## Task
Give the number of lines that include the string "Deadweight", nothing more.

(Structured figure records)
==*==
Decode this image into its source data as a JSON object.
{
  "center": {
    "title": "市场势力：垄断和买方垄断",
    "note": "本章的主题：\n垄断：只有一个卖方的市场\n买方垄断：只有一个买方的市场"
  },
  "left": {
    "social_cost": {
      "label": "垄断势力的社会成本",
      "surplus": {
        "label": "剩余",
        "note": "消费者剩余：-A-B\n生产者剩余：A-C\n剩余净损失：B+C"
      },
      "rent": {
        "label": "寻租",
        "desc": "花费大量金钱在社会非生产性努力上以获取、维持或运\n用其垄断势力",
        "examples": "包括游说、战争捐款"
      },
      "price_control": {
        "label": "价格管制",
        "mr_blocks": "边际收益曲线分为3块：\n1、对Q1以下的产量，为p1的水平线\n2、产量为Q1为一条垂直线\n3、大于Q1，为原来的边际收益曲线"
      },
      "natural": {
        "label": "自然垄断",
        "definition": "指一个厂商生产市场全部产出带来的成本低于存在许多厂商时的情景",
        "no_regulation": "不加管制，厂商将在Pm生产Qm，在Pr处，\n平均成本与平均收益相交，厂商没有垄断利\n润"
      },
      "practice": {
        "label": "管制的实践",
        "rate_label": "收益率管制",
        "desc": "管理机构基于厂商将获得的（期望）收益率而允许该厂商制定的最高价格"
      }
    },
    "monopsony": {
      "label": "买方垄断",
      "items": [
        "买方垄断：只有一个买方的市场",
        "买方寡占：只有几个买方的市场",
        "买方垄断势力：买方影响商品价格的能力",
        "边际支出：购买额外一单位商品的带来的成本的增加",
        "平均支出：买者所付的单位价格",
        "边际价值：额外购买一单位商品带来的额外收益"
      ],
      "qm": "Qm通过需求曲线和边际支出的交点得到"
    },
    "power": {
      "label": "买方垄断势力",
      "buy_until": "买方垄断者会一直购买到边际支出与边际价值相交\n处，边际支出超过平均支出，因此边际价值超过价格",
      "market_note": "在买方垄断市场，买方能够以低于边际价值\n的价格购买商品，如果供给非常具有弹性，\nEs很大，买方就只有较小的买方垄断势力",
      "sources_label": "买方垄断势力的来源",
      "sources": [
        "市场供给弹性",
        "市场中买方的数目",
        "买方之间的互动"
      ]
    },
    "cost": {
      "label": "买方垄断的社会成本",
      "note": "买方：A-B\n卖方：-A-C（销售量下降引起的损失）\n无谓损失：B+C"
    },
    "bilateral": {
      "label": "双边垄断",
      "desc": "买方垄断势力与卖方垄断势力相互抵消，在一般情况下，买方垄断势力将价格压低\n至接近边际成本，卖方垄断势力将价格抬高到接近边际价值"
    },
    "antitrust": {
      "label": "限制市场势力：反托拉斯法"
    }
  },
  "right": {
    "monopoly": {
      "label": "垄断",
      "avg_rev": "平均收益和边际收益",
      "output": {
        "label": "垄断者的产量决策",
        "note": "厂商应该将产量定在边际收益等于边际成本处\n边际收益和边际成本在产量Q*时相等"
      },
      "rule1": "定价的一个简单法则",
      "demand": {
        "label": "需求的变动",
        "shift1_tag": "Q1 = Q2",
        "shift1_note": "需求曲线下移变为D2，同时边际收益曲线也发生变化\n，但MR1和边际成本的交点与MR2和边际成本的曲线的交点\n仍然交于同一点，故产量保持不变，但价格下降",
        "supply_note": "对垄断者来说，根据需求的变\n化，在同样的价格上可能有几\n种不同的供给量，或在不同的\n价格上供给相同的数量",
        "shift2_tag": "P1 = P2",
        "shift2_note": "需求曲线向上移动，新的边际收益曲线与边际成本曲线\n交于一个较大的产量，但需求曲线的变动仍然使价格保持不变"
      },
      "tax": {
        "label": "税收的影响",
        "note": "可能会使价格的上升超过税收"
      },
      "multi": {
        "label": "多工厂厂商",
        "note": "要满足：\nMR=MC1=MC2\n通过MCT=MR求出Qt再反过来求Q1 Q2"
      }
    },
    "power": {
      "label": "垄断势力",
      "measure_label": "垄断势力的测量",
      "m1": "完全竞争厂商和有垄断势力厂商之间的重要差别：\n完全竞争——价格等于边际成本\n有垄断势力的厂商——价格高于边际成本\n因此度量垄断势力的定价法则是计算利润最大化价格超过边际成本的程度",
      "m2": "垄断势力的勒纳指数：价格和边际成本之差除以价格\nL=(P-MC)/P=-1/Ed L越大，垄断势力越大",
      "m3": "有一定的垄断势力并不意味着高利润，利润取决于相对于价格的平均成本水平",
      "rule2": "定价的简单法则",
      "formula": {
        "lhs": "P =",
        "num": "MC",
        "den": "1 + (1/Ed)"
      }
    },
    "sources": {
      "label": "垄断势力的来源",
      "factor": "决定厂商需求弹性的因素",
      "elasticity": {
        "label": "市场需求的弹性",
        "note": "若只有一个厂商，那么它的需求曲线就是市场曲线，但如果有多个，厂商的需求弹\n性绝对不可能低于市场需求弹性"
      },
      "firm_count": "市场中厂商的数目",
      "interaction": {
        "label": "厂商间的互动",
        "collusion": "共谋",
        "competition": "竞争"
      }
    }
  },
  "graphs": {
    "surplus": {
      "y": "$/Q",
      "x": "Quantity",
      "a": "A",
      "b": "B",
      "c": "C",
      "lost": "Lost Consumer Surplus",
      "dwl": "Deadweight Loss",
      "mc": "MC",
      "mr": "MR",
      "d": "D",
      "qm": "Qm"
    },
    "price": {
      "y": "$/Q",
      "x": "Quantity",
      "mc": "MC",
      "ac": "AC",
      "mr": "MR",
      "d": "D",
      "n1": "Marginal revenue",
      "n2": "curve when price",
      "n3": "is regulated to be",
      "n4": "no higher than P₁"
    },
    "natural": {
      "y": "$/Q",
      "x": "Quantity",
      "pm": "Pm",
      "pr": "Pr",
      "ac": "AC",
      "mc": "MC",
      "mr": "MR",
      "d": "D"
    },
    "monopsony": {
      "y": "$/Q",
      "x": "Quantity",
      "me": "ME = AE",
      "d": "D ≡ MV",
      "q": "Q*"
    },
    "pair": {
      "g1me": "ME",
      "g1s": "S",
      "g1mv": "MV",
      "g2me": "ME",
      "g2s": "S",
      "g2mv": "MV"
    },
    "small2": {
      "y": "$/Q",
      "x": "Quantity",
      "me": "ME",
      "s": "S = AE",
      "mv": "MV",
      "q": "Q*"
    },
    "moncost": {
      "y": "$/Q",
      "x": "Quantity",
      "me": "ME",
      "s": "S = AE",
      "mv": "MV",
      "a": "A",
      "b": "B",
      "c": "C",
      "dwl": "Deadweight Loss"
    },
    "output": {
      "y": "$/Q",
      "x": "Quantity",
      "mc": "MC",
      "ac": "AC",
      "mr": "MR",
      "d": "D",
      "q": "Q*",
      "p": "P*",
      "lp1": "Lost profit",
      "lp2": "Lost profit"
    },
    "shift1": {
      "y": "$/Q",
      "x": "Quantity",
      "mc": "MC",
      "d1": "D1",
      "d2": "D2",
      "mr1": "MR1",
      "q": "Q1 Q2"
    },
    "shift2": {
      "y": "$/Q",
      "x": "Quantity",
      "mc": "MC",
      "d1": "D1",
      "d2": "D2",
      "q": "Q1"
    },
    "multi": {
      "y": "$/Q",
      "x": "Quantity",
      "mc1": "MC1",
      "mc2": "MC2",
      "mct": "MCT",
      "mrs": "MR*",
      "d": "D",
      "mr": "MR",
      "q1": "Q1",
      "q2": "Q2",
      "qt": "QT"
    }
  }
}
==*==
## Expected answer
2